Records from a data source:
________________

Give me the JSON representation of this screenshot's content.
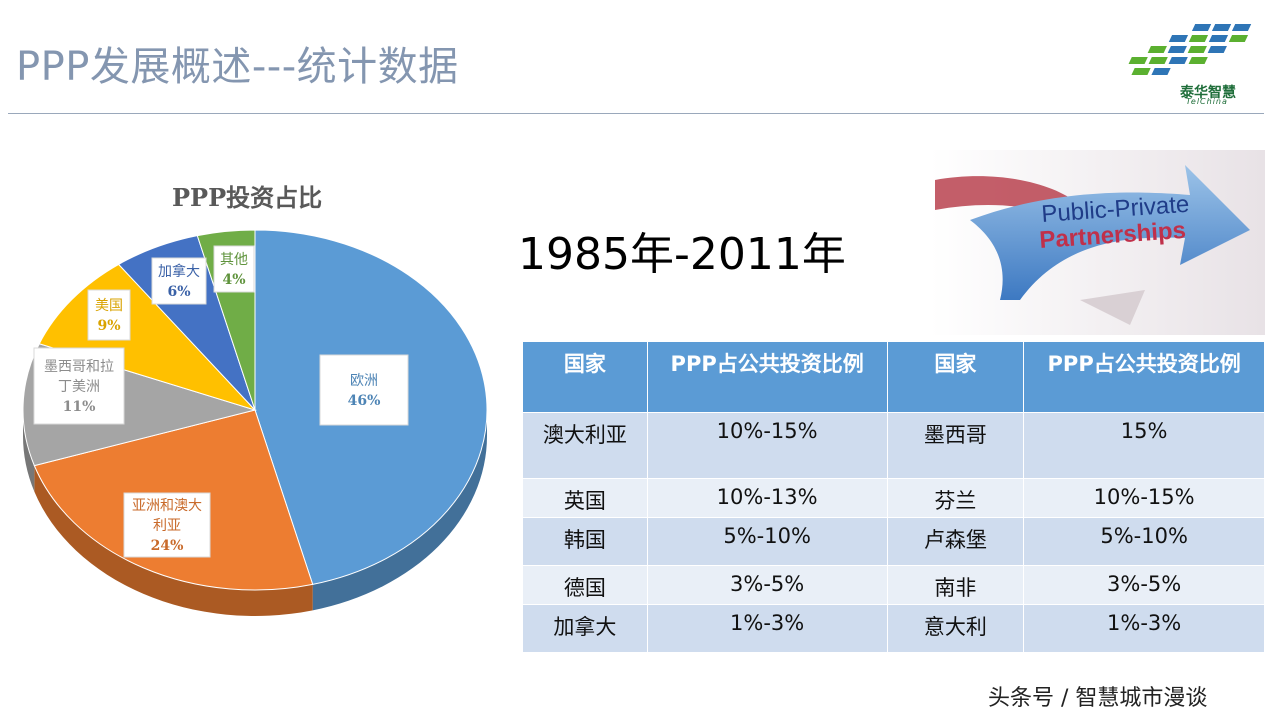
{
  "slide": {
    "title": "PPP发展概述---统计数据",
    "period": "1985年-2011年",
    "footer": "头条号 / 智慧城市漫谈"
  },
  "logo": {
    "name": "泰华智慧",
    "sub": "TelChina"
  },
  "banner": {
    "line1": "Public-Private",
    "line2": "Partnerships"
  },
  "chart_data": {
    "type": "pie",
    "title": "PPP投资占比",
    "legend": "none",
    "slices": [
      {
        "label": "欧洲",
        "value": 46,
        "pct": "46%",
        "color": "#5b9bd5"
      },
      {
        "label": "亚洲和澳大利亚",
        "value": 24,
        "pct": "24%",
        "color": "#ed7d31"
      },
      {
        "label": "墨西哥和拉丁美洲",
        "value": 11,
        "pct": "11%",
        "color": "#a5a5a5"
      },
      {
        "label": "美国",
        "value": 9,
        "pct": "9%",
        "color": "#ffc000"
      },
      {
        "label": "加拿大",
        "value": 6,
        "pct": "6%",
        "color": "#4472c4"
      },
      {
        "label": "其他",
        "value": 4,
        "pct": "4%",
        "color": "#70ad47"
      }
    ]
  },
  "table": {
    "headers": [
      "国家",
      "PPP占公共投资比例",
      "国家",
      "PPP占公共投资比例"
    ],
    "rows": [
      [
        "澳大利亚",
        "10%-15%",
        "墨西哥",
        "15%"
      ],
      [
        "英国",
        "10%-13%",
        "芬兰",
        "10%-15%"
      ],
      [
        "韩国",
        "5%-10%",
        "卢森堡",
        "5%-10%"
      ],
      [
        "德国",
        "3%-5%",
        "南非",
        "3%-5%"
      ],
      [
        "加拿大",
        "1%-3%",
        "意大利",
        "1%-3%"
      ]
    ]
  }
}
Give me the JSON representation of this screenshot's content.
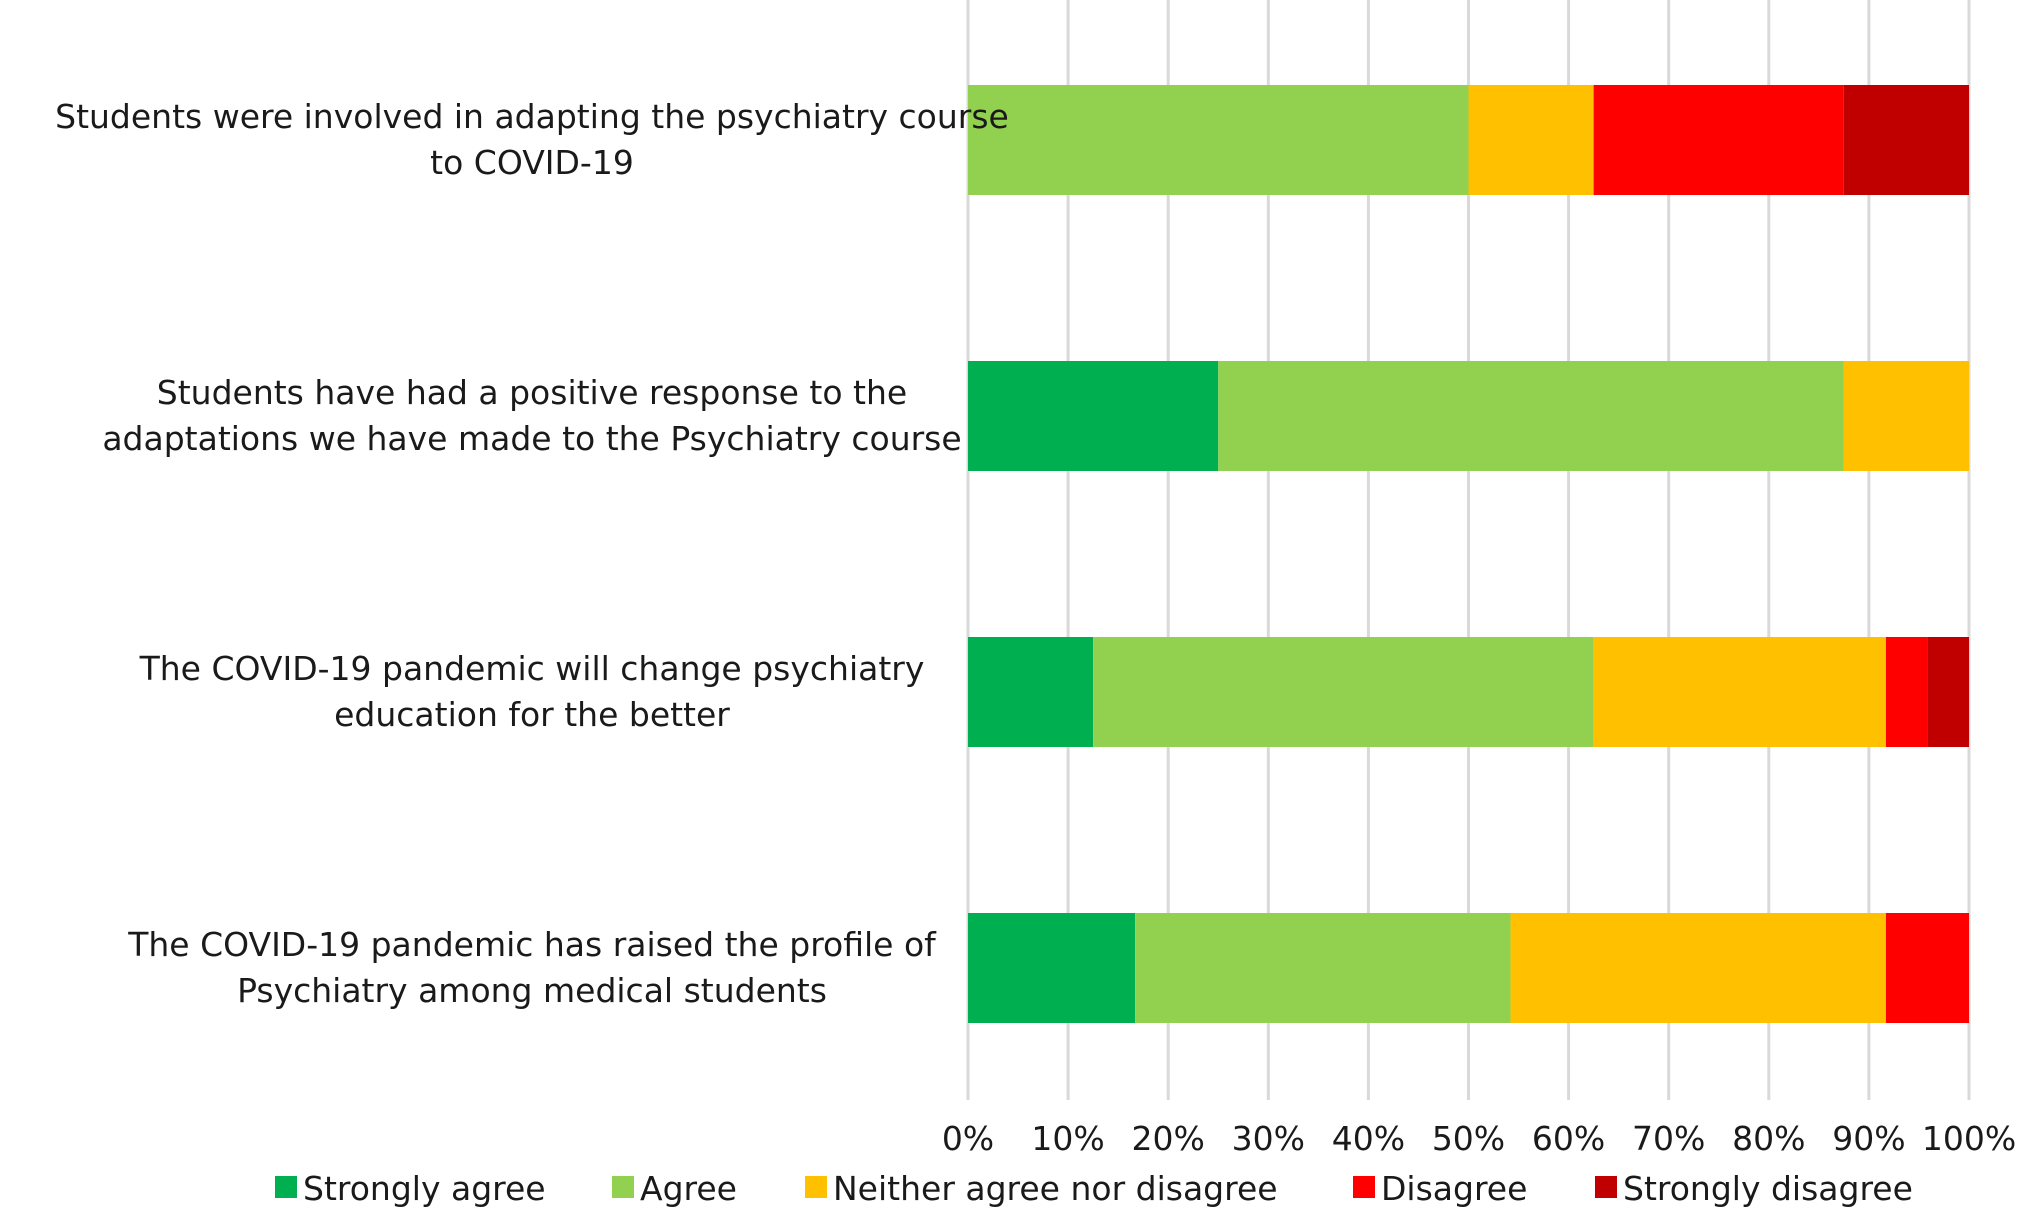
{
  "chart_data": {
    "type": "bar",
    "orientation": "horizontal",
    "stacked": true,
    "normalized": true,
    "categories": [
      [
        "Students were involved in adapting the psychiatry course",
        "to COVID-19"
      ],
      [
        "Students have had a positive response to  the",
        "adaptations we have made to the Psychiatry course"
      ],
      [
        "The COVID-19 pandemic will change psychiatry",
        "education for the better"
      ],
      [
        "The COVID-19 pandemic has raised the profile of",
        "Psychiatry among medical students"
      ]
    ],
    "series": [
      {
        "name": "Strongly agree",
        "color": "#00b050",
        "values": [
          0,
          25,
          12.5,
          16.7
        ]
      },
      {
        "name": "Agree",
        "color": "#92d050",
        "values": [
          50,
          62.5,
          50,
          37.5
        ]
      },
      {
        "name": "Neither agree nor disagree",
        "color": "#ffc000",
        "values": [
          12.5,
          12.5,
          29.2,
          37.5
        ]
      },
      {
        "name": "Disagree",
        "color": "#ff0000",
        "values": [
          25,
          0,
          4.2,
          8.3
        ]
      },
      {
        "name": "Strongly disagree",
        "color": "#c00000",
        "values": [
          12.5,
          0,
          4.1,
          0
        ]
      }
    ],
    "x_ticks": [
      "0%",
      "10%",
      "20%",
      "30%",
      "40%",
      "50%",
      "60%",
      "70%",
      "80%",
      "90%",
      "100%"
    ],
    "xlim": [
      0,
      100
    ],
    "grid": true,
    "legend_position": "bottom"
  }
}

________________

Count how many lines of the listing above include "true" and report that number alone.

WRITTEN SOLUTION.
3